BEGIN GIVEN RECORDS

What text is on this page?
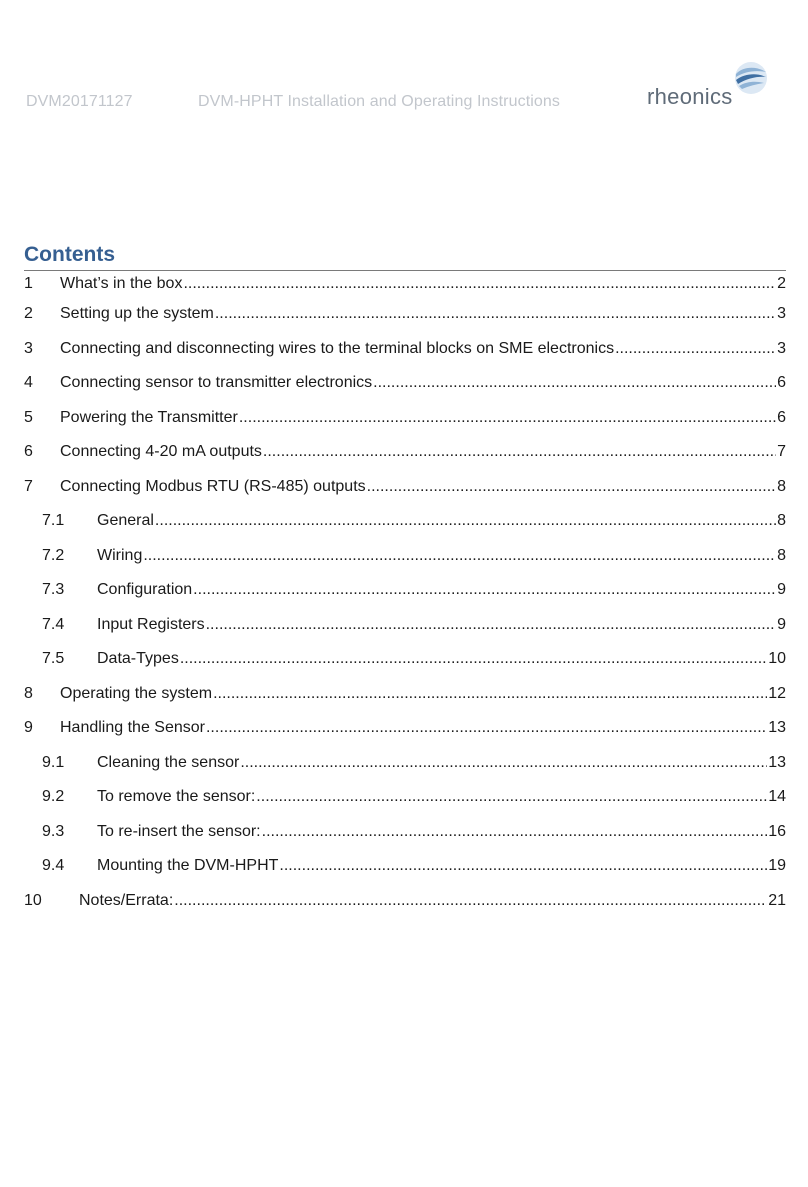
DVM20171127	DVM-HPHT Installation and Operating Instructions	rheonics
Contents
1	What’s in the box .....	2
2	Setting up the system .....	3
3	Connecting and disconnecting wires to the terminal blocks on SME electronics .....	3
4	Connecting sensor to transmitter electronics .....	6
5	Powering the Transmitter .....	6
6	Connecting 4-20 mA outputs .....	7
7	Connecting Modbus RTU (RS-485) outputs .....	8
7.1	General .....	8
7.2	Wiring .....	8
7.3	Configuration .....	9
7.4	Input Registers .....	9
7.5	Data-Types .....	10
8	Operating the system .....	12
9	Handling the Sensor .....	13
9.1	Cleaning the sensor .....	13
9.2	To remove the sensor: .....	14
9.3	To re-insert the sensor: .....	16
9.4	Mounting the DVM-HPHT .....	19
10	Notes/Errata: .....	21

END GIVEN RECORDS

§ DO THIS: Identify the lines in the entries above that contain "outputs", then copy them out.

§ THE COMPLETED TASK:
6	Connecting 4-20 mA outputs .....	7
7	Connecting Modbus RTU (RS-485) outputs .....	8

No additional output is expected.